> _PROBLEM STATEMENT_: All entries must be repeated exactly; do not include the pictures.

* begin EXERCISE INPUTS *

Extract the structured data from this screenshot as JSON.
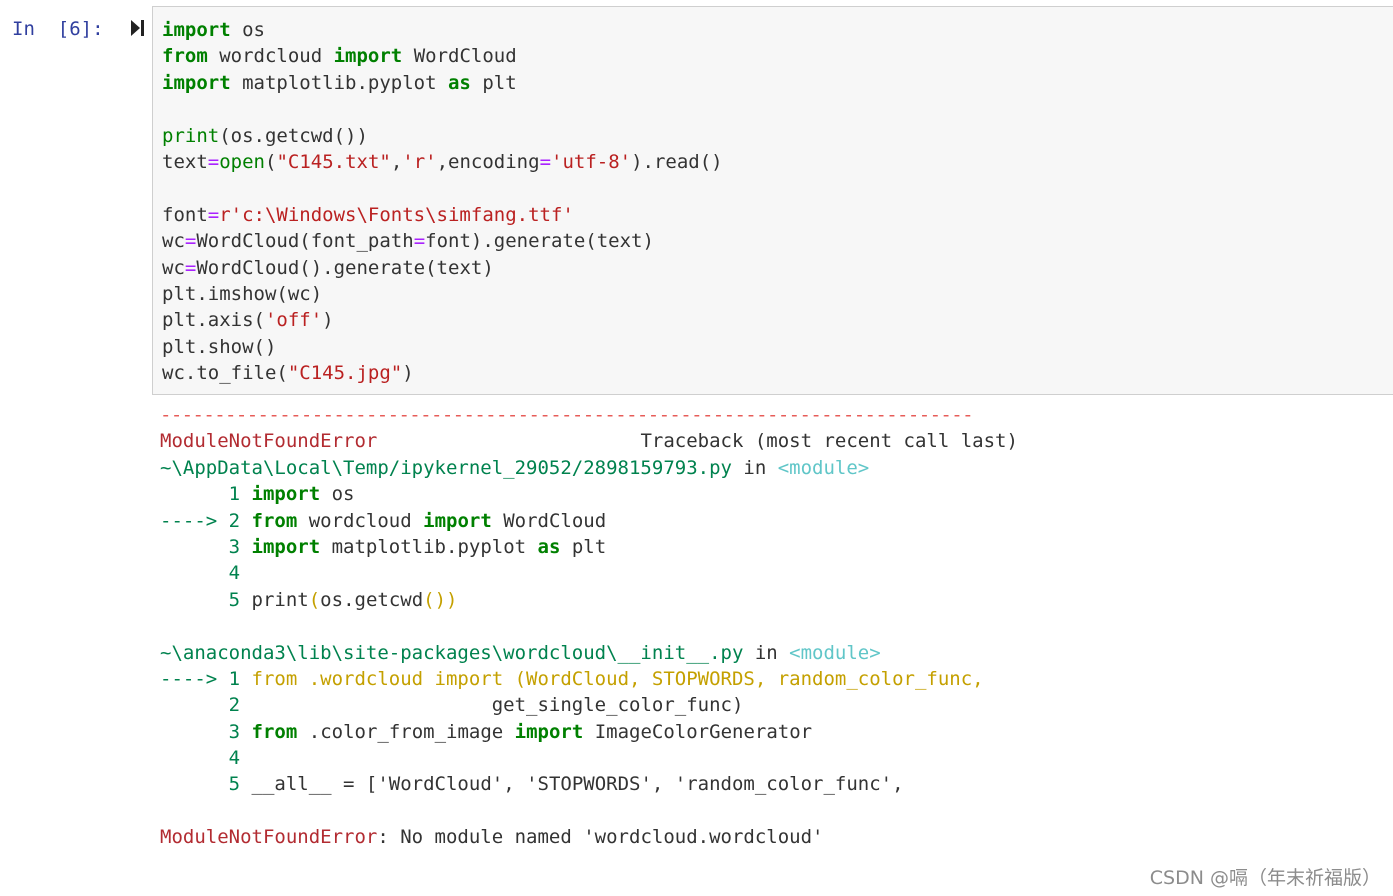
{
  "cell": {
    "prompt": "In  [6]:",
    "run_icon": "run-cell-icon",
    "code_lines": [
      [
        [
          "kw",
          "import"
        ],
        [
          "t",
          " os"
        ]
      ],
      [
        [
          "kw",
          "from"
        ],
        [
          "t",
          " wordcloud "
        ],
        [
          "kw",
          "import"
        ],
        [
          "t",
          " WordCloud"
        ]
      ],
      [
        [
          "kw",
          "import"
        ],
        [
          "t",
          " matplotlib.pyplot "
        ],
        [
          "kw",
          "as"
        ],
        [
          "t",
          " plt"
        ]
      ],
      [
        [
          "t",
          ""
        ]
      ],
      [
        [
          "bi",
          "print"
        ],
        [
          "t",
          "(os.getcwd())"
        ]
      ],
      [
        [
          "t",
          "text"
        ],
        [
          "op",
          "="
        ],
        [
          "bi",
          "open"
        ],
        [
          "t",
          "("
        ],
        [
          "str",
          "\"C145.txt\""
        ],
        [
          "t",
          ","
        ],
        [
          "str",
          "'r'"
        ],
        [
          "t",
          ",encoding"
        ],
        [
          "op",
          "="
        ],
        [
          "str",
          "'utf-8'"
        ],
        [
          "t",
          ").read()"
        ]
      ],
      [
        [
          "t",
          ""
        ]
      ],
      [
        [
          "t",
          "font"
        ],
        [
          "op",
          "="
        ],
        [
          "str",
          "r'c:\\Windows\\Fonts\\simfang.ttf'"
        ]
      ],
      [
        [
          "t",
          "wc"
        ],
        [
          "op",
          "="
        ],
        [
          "t",
          "WordCloud(font_path"
        ],
        [
          "op",
          "="
        ],
        [
          "t",
          "font).generate(text)"
        ]
      ],
      [
        [
          "t",
          "wc"
        ],
        [
          "op",
          "="
        ],
        [
          "t",
          "WordCloud().generate(text)"
        ]
      ],
      [
        [
          "t",
          "plt.imshow(wc)"
        ]
      ],
      [
        [
          "t",
          "plt.axis("
        ],
        [
          "str",
          "'off'"
        ],
        [
          "t",
          ")"
        ]
      ],
      [
        [
          "t",
          "plt.show()"
        ]
      ],
      [
        [
          "t",
          "wc.to_file("
        ],
        [
          "str",
          "\"C145.jpg\""
        ],
        [
          "t",
          ")"
        ]
      ]
    ]
  },
  "output": {
    "separator": "---------------------------------------------------------------------------",
    "lines": [
      [
        [
          "err",
          "ModuleNotFoundError"
        ],
        [
          "tb",
          "                       Traceback (most recent call last)"
        ]
      ],
      [
        [
          "path",
          "~\\AppData\\Local\\Temp/ipykernel_29052/2898159793.py"
        ],
        [
          "tb",
          " in "
        ],
        [
          "mod",
          "<module>"
        ]
      ],
      [
        [
          "green",
          "      1 "
        ],
        [
          "kw",
          "import"
        ],
        [
          "tb",
          " os"
        ]
      ],
      [
        [
          "green",
          "----> 2 "
        ],
        [
          "kw",
          "from"
        ],
        [
          "tb",
          " wordcloud "
        ],
        [
          "kw",
          "import"
        ],
        [
          "tb",
          " WordCloud"
        ]
      ],
      [
        [
          "green",
          "      3 "
        ],
        [
          "kw",
          "import"
        ],
        [
          "tb",
          " matplotlib"
        ],
        [
          "gray",
          "."
        ],
        [
          "tb",
          "pyplot "
        ],
        [
          "kw",
          "as"
        ],
        [
          "tb",
          " plt"
        ]
      ],
      [
        [
          "green",
          "      4"
        ]
      ],
      [
        [
          "green",
          "      5 "
        ],
        [
          "tb",
          "print"
        ],
        [
          "yel",
          "("
        ],
        [
          "tb",
          "os"
        ],
        [
          "gray",
          "."
        ],
        [
          "tb",
          "getcwd"
        ],
        [
          "yel",
          "())"
        ]
      ],
      [
        [
          "tb",
          ""
        ]
      ],
      [
        [
          "path",
          "~\\anaconda3\\lib\\site-packages\\wordcloud\\__init__.py"
        ],
        [
          "tb",
          " in "
        ],
        [
          "mod",
          "<module>"
        ]
      ],
      [
        [
          "green",
          "----> 1 "
        ],
        [
          "yel",
          "from .wordcloud import (WordCloud, STOPWORDS, random_color_func,"
        ]
      ],
      [
        [
          "green",
          "      2 "
        ],
        [
          "tb",
          "                     get_single_color_func)"
        ]
      ],
      [
        [
          "green",
          "      3 "
        ],
        [
          "kw",
          "from"
        ],
        [
          "tb",
          " "
        ],
        [
          "gray",
          "."
        ],
        [
          "tb",
          "color_from_image "
        ],
        [
          "kw",
          "import"
        ],
        [
          "tb",
          " ImageColorGenerator"
        ]
      ],
      [
        [
          "green",
          "      4"
        ]
      ],
      [
        [
          "green",
          "      5 "
        ],
        [
          "tb",
          "__all__ "
        ],
        [
          "gray",
          "="
        ],
        [
          "tb",
          " ['WordCloud', 'STOPWORDS', 'random_color_func',"
        ]
      ],
      [
        [
          "tb",
          ""
        ]
      ],
      [
        [
          "err",
          "ModuleNotFoundError"
        ],
        [
          "tb",
          ": No module named 'wordcloud.wordcloud'"
        ]
      ]
    ]
  },
  "watermark": "CSDN @嗝（年末祈福版）"
}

* end EXERCISE INPUTS *

> _WRITTEN RESPONSE_:
Extract the structured data from this screenshot as JSON.
{
  "cell": {
    "prompt": "In  [6]:",
    "run_icon": "run-cell-icon",
    "code_lines": [
      [
        [
          "kw",
          "import"
        ],
        [
          "t",
          " os"
        ]
      ],
      [
        [
          "kw",
          "from"
        ],
        [
          "t",
          " wordcloud "
        ],
        [
          "kw",
          "import"
        ],
        [
          "t",
          " WordCloud"
        ]
      ],
      [
        [
          "kw",
          "import"
        ],
        [
          "t",
          " matplotlib.pyplot "
        ],
        [
          "kw",
          "as"
        ],
        [
          "t",
          " plt"
        ]
      ],
      [
        [
          "t",
          ""
        ]
      ],
      [
        [
          "bi",
          "print"
        ],
        [
          "t",
          "(os.getcwd())"
        ]
      ],
      [
        [
          "t",
          "text"
        ],
        [
          "op",
          "="
        ],
        [
          "bi",
          "open"
        ],
        [
          "t",
          "("
        ],
        [
          "str",
          "\"C145.txt\""
        ],
        [
          "t",
          ","
        ],
        [
          "str",
          "'r'"
        ],
        [
          "t",
          ",encoding"
        ],
        [
          "op",
          "="
        ],
        [
          "str",
          "'utf-8'"
        ],
        [
          "t",
          ").read()"
        ]
      ],
      [
        [
          "t",
          ""
        ]
      ],
      [
        [
          "t",
          "font"
        ],
        [
          "op",
          "="
        ],
        [
          "str",
          "r'c:\\Windows\\Fonts\\simfang.ttf'"
        ]
      ],
      [
        [
          "t",
          "wc"
        ],
        [
          "op",
          "="
        ],
        [
          "t",
          "WordCloud(font_path"
        ],
        [
          "op",
          "="
        ],
        [
          "t",
          "font).generate(text)"
        ]
      ],
      [
        [
          "t",
          "wc"
        ],
        [
          "op",
          "="
        ],
        [
          "t",
          "WordCloud().generate(text)"
        ]
      ],
      [
        [
          "t",
          "plt.imshow(wc)"
        ]
      ],
      [
        [
          "t",
          "plt.axis("
        ],
        [
          "str",
          "'off'"
        ],
        [
          "t",
          ")"
        ]
      ],
      [
        [
          "t",
          "plt.show()"
        ]
      ],
      [
        [
          "t",
          "wc.to_file("
        ],
        [
          "str",
          "\"C145.jpg\""
        ],
        [
          "t",
          ")"
        ]
      ]
    ]
  },
  "output": {
    "separator": "---------------------------------------------------------------------------",
    "lines": [
      [
        [
          "err",
          "ModuleNotFoundError"
        ],
        [
          "tb",
          "                       Traceback (most recent call last)"
        ]
      ],
      [
        [
          "path",
          "~\\AppData\\Local\\Temp/ipykernel_29052/2898159793.py"
        ],
        [
          "tb",
          " in "
        ],
        [
          "mod",
          "<module>"
        ]
      ],
      [
        [
          "green",
          "      1 "
        ],
        [
          "kw",
          "import"
        ],
        [
          "tb",
          " os"
        ]
      ],
      [
        [
          "green",
          "----> 2 "
        ],
        [
          "kw",
          "from"
        ],
        [
          "tb",
          " wordcloud "
        ],
        [
          "kw",
          "import"
        ],
        [
          "tb",
          " WordCloud"
        ]
      ],
      [
        [
          "green",
          "      3 "
        ],
        [
          "kw",
          "import"
        ],
        [
          "tb",
          " matplotlib"
        ],
        [
          "gray",
          "."
        ],
        [
          "tb",
          "pyplot "
        ],
        [
          "kw",
          "as"
        ],
        [
          "tb",
          " plt"
        ]
      ],
      [
        [
          "green",
          "      4"
        ]
      ],
      [
        [
          "green",
          "      5 "
        ],
        [
          "tb",
          "print"
        ],
        [
          "yel",
          "("
        ],
        [
          "tb",
          "os"
        ],
        [
          "gray",
          "."
        ],
        [
          "tb",
          "getcwd"
        ],
        [
          "yel",
          "())"
        ]
      ],
      [
        [
          "tb",
          ""
        ]
      ],
      [
        [
          "path",
          "~\\anaconda3\\lib\\site-packages\\wordcloud\\__init__.py"
        ],
        [
          "tb",
          " in "
        ],
        [
          "mod",
          "<module>"
        ]
      ],
      [
        [
          "green",
          "----> 1 "
        ],
        [
          "yel",
          "from .wordcloud import (WordCloud, STOPWORDS, random_color_func,"
        ]
      ],
      [
        [
          "green",
          "      2 "
        ],
        [
          "tb",
          "                     get_single_color_func)"
        ]
      ],
      [
        [
          "green",
          "      3 "
        ],
        [
          "kw",
          "from"
        ],
        [
          "tb",
          " "
        ],
        [
          "gray",
          "."
        ],
        [
          "tb",
          "color_from_image "
        ],
        [
          "kw",
          "import"
        ],
        [
          "tb",
          " ImageColorGenerator"
        ]
      ],
      [
        [
          "green",
          "      4"
        ]
      ],
      [
        [
          "green",
          "      5 "
        ],
        [
          "tb",
          "__all__ "
        ],
        [
          "gray",
          "="
        ],
        [
          "tb",
          " ['WordCloud', 'STOPWORDS', 'random_color_func',"
        ]
      ],
      [
        [
          "tb",
          ""
        ]
      ],
      [
        [
          "err",
          "ModuleNotFoundError"
        ],
        [
          "tb",
          ": No module named 'wordcloud.wordcloud'"
        ]
      ]
    ]
  },
  "watermark": "CSDN @嗝（年末祈福版）"
}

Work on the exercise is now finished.